■ Supplied material:
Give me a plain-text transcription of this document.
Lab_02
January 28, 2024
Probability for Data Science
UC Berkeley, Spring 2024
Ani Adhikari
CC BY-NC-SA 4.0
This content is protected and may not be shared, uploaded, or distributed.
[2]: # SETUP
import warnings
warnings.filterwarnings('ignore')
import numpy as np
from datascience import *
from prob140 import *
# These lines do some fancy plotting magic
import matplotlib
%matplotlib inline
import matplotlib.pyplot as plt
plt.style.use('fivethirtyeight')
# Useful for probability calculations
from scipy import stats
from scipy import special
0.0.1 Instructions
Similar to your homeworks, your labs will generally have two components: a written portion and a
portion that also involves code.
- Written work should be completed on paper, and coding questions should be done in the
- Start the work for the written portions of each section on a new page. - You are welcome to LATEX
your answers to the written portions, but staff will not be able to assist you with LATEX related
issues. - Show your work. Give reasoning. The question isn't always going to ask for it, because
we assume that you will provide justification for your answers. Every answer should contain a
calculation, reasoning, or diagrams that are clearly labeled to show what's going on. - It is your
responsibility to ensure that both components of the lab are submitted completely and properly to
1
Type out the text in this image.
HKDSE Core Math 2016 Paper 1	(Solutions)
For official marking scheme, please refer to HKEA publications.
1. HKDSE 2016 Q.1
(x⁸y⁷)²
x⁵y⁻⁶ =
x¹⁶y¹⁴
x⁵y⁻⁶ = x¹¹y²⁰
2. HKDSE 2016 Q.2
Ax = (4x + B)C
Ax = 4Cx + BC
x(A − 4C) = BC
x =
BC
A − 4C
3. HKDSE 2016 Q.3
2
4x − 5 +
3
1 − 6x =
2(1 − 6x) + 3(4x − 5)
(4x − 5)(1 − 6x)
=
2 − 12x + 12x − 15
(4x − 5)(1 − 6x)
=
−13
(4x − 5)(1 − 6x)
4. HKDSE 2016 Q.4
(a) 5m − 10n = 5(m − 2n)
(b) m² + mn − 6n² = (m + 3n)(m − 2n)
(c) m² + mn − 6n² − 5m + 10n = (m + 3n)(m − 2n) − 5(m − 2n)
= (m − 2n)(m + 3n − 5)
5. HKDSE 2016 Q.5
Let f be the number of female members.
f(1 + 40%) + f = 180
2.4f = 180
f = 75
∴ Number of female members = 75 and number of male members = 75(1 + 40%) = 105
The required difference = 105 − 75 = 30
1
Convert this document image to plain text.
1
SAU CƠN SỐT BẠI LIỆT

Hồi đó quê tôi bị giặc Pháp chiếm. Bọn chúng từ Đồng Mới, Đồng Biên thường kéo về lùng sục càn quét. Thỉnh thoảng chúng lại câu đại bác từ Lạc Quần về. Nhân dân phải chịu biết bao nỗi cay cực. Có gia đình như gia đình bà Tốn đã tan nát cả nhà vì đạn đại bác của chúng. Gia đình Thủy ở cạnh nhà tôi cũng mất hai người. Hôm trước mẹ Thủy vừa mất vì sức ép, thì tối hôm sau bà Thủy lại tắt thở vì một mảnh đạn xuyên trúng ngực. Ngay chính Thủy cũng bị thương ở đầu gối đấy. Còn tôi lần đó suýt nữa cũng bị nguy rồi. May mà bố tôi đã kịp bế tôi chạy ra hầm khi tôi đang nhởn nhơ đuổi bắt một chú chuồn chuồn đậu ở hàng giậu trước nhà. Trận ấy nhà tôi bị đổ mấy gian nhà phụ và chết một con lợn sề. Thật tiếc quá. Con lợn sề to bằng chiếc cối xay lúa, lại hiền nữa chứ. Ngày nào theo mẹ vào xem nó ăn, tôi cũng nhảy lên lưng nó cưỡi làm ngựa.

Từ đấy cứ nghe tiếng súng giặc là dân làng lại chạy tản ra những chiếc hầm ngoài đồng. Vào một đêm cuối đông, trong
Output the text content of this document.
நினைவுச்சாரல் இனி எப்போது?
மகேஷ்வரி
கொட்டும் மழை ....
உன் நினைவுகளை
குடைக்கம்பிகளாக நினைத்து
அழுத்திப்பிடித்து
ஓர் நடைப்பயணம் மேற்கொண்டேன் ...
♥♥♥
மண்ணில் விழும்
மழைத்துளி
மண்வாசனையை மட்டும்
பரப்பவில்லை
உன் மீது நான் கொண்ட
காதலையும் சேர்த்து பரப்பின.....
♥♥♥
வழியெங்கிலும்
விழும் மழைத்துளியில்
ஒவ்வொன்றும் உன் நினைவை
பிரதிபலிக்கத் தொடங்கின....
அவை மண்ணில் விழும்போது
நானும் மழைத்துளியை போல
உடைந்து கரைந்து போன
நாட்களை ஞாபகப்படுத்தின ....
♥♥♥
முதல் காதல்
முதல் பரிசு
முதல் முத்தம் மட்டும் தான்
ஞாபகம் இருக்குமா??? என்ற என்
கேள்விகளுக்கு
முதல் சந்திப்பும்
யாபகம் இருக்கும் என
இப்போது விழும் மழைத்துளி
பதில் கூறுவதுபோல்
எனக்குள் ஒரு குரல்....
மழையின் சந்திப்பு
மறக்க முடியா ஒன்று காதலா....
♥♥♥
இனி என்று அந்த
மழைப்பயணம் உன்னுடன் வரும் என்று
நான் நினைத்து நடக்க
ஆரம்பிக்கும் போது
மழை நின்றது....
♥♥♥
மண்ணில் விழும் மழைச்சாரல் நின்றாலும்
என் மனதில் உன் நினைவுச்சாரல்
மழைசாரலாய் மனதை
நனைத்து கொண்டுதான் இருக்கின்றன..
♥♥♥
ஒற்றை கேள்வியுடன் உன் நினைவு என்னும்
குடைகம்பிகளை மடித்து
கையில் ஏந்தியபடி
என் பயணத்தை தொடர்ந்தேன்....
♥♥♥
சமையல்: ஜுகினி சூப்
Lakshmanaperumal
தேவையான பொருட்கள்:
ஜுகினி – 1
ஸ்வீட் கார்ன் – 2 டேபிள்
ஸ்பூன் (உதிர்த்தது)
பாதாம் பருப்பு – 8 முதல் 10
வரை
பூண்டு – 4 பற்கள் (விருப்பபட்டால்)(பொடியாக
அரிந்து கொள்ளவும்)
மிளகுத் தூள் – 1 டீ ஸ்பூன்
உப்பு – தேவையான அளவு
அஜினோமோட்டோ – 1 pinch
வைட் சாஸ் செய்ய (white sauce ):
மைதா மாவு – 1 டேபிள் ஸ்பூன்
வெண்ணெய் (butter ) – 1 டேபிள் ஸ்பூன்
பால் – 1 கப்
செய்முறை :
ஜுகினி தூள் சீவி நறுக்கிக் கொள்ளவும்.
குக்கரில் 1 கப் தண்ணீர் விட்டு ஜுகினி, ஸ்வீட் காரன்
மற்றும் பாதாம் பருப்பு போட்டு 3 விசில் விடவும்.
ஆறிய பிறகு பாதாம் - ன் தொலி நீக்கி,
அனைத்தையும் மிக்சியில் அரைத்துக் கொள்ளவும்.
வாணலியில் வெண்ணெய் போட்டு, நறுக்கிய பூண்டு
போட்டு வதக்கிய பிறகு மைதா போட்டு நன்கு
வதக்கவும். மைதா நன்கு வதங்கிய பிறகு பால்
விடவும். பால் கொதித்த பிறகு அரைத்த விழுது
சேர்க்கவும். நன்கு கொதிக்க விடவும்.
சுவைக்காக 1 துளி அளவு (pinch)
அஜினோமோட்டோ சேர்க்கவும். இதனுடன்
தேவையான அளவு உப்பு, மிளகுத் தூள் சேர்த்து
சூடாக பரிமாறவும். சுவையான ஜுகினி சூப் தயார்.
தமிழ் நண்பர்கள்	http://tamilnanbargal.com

■ Exercise prompt: Repeat the material above in full, keeping every word.

■ Solution for this problem:
Give me a plain-text transcription of this document.
Lab_02
January 28, 2024
Probability for Data Science
UC Berkeley, Spring 2024
Ani Adhikari
CC BY-NC-SA 4.0
This content is protected and may not be shared, uploaded, or distributed.
[2]: # SETUP
import warnings
warnings.filterwarnings('ignore')
import numpy as np
from datascience import *
from prob140 import *
# These lines do some fancy plotting magic
import matplotlib
%matplotlib inline
import matplotlib.pyplot as plt
plt.style.use('fivethirtyeight')
# Useful for probability calculations
from scipy import stats
from scipy import special
0.0.1 Instructions
Similar to your homeworks, your labs will generally have two components: a written portion and a
portion that also involves code.
- Written work should be completed on paper, and coding questions should be done in the
- Start the work for the written portions of each section on a new page. - You are welcome to LATEX
your answers to the written portions, but staff will not be able to assist you with LATEX related
issues. - Show your work. Give reasoning. The question isn't always going to ask for it, because
we assume that you will provide justification for your answers. Every answer should contain a
calculation, reasoning, or diagrams that are clearly labeled to show what's going on. - It is your
responsibility to ensure that both components of the lab are submitted completely and properly to
1
Type out the text in this image.
HKDSE Core Math 2016 Paper 1	(Solutions)
For official marking scheme, please refer to HKEA publications.
1. HKDSE 2016 Q.1
(x⁸y⁷)²
x⁵y⁻⁶ =
x¹⁶y¹⁴
x⁵y⁻⁶ = x¹¹y²⁰
2. HKDSE 2016 Q.2
Ax = (4x + B)C
Ax = 4Cx + BC
x(A − 4C) = BC
x =
BC
A − 4C
3. HKDSE 2016 Q.3
2
4x − 5 +
3
1 − 6x =
2(1 − 6x) + 3(4x − 5)
(4x − 5)(1 − 6x)
=
2 − 12x + 12x − 15
(4x − 5)(1 − 6x)
=
−13
(4x − 5)(1 − 6x)
4. HKDSE 2016 Q.4
(a) 5m − 10n = 5(m − 2n)
(b) m² + mn − 6n² = (m + 3n)(m − 2n)
(c) m² + mn − 6n² − 5m + 10n = (m + 3n)(m − 2n) − 5(m − 2n)
= (m − 2n)(m + 3n − 5)
5. HKDSE 2016 Q.5
Let f be the number of female members.
f(1 + 40%) + f = 180
2.4f = 180
f = 75
∴ Number of female members = 75 and number of male members = 75(1 + 40%) = 105
The required difference = 105 − 75 = 30
1
Convert this document image to plain text.
1
SAU CƠN SỐT BẠI LIỆT

Hồi đó quê tôi bị giặc Pháp chiếm. Bọn chúng từ Đồng Mới, Đồng Biên thường kéo về lùng sục càn quét. Thỉnh thoảng chúng lại câu đại bác từ Lạc Quần về. Nhân dân phải chịu biết bao nỗi cay cực. Có gia đình như gia đình bà Tốn đã tan nát cả nhà vì đạn đại bác của chúng. Gia đình Thủy ở cạnh nhà tôi cũng mất hai người. Hôm trước mẹ Thủy vừa mất vì sức ép, thì tối hôm sau bà Thủy lại tắt thở vì một mảnh đạn xuyên trúng ngực. Ngay chính Thủy cũng bị thương ở đầu gối đấy. Còn tôi lần đó suýt nữa cũng bị nguy rồi. May mà bố tôi đã kịp bế tôi chạy ra hầm khi tôi đang nhởn nhơ đuổi bắt một chú chuồn chuồn đậu ở hàng giậu trước nhà. Trận ấy nhà tôi bị đổ mấy gian nhà phụ và chết một con lợn sề. Thật tiếc quá. Con lợn sề to bằng chiếc cối xay lúa, lại hiền nữa chứ. Ngày nào theo mẹ vào xem nó ăn, tôi cũng nhảy lên lưng nó cưỡi làm ngựa.

Từ đấy cứ nghe tiếng súng giặc là dân làng lại chạy tản ra những chiếc hầm ngoài đồng. Vào một đêm cuối đông, trong
Output the text content of this document.
நினைவுச்சாரல் இனி எப்போது?
மகேஷ்வரி
கொட்டும் மழை ....
உன் நினைவுகளை
குடைக்கம்பிகளாக நினைத்து
அழுத்திப்பிடித்து
ஓர் நடைப்பயணம் மேற்கொண்டேன் ...
♥♥♥
மண்ணில் விழும்
மழைத்துளி
மண்வாசனையை மட்டும்
பரப்பவில்லை
உன் மீது நான் கொண்ட
காதலையும் சேர்த்து பரப்பின.....
♥♥♥
வழியெங்கிலும்
விழும் மழைத்துளியில்
ஒவ்வொன்றும் உன் நினைவை
பிரதிபலிக்கத் தொடங்கின....
அவை மண்ணில் விழும்போது
நானும் மழைத்துளியை போல
உடைந்து கரைந்து போன
நாட்களை ஞாபகப்படுத்தின ....
♥♥♥
முதல் காதல்
முதல் பரிசு
முதல் முத்தம் மட்டும் தான்
ஞாபகம் இருக்குமா??? என்ற என்
கேள்விகளுக்கு
முதல் சந்திப்பும்
யாபகம் இருக்கும் என
இப்போது விழும் மழைத்துளி
பதில் கூறுவதுபோல்
எனக்குள் ஒரு குரல்....
மழையின் சந்திப்பு
மறக்க முடியா ஒன்று காதலா....
♥♥♥
இனி என்று அந்த
மழைப்பயணம் உன்னுடன் வரும் என்று
நான் நினைத்து நடக்க
ஆரம்பிக்கும் போது
மழை நின்றது....
♥♥♥
மண்ணில் விழும் மழைச்சாரல் நின்றாலும்
என் மனதில் உன் நினைவுச்சாரல்
மழைசாரலாய் மனதை
நனைத்து கொண்டுதான் இருக்கின்றன..
♥♥♥
ஒற்றை கேள்வியுடன் உன் நினைவு என்னும்
குடைகம்பிகளை மடித்து
கையில் ஏந்தியபடி
என் பயணத்தை தொடர்ந்தேன்....
♥♥♥
சமையல்: ஜுகினி சூப்
Lakshmanaperumal
தேவையான பொருட்கள்:
ஜுகினி – 1
ஸ்வீட் கார்ன் – 2 டேபிள்
ஸ்பூன் (உதிர்த்தது)
பாதாம் பருப்பு – 8 முதல் 10
வரை
பூண்டு – 4 பற்கள் (விருப்பபட்டால்)(பொடியாக
அரிந்து கொள்ளவும்)
மிளகுத் தூள் – 1 டீ ஸ்பூன்
உப்பு – தேவையான அளவு
அஜினோமோட்டோ – 1 pinch
வைட் சாஸ் செய்ய (white sauce ):
மைதா மாவு – 1 டேபிள் ஸ்பூன்
வெண்ணெய் (butter ) – 1 டேபிள் ஸ்பூன்
பால் – 1 கப்
செய்முறை :
ஜுகினி தூள் சீவி நறுக்கிக் கொள்ளவும்.
குக்கரில் 1 கப் தண்ணீர் விட்டு ஜுகினி, ஸ்வீட் காரன்
மற்றும் பாதாம் பருப்பு போட்டு 3 விசில் விடவும்.
ஆறிய பிறகு பாதாம் - ன் தொலி நீக்கி,
அனைத்தையும் மிக்சியில் அரைத்துக் கொள்ளவும்.
வாணலியில் வெண்ணெய் போட்டு, நறுக்கிய பூண்டு
போட்டு வதக்கிய பிறகு மைதா போட்டு நன்கு
வதக்கவும். மைதா நன்கு வதங்கிய பிறகு பால்
விடவும். பால் கொதித்த பிறகு அரைத்த விழுது
சேர்க்கவும். நன்கு கொதிக்க விடவும்.
சுவைக்காக 1 துளி அளவு (pinch)
அஜினோமோட்டோ சேர்க்கவும். இதனுடன்
தேவையான அளவு உப்பு, மிளகுத் தூள் சேர்த்து
சூடாக பரிமாறவும். சுவையான ஜுகினி சூப் தயார்.
தமிழ் நண்பர்கள்	http://tamilnanbargal.com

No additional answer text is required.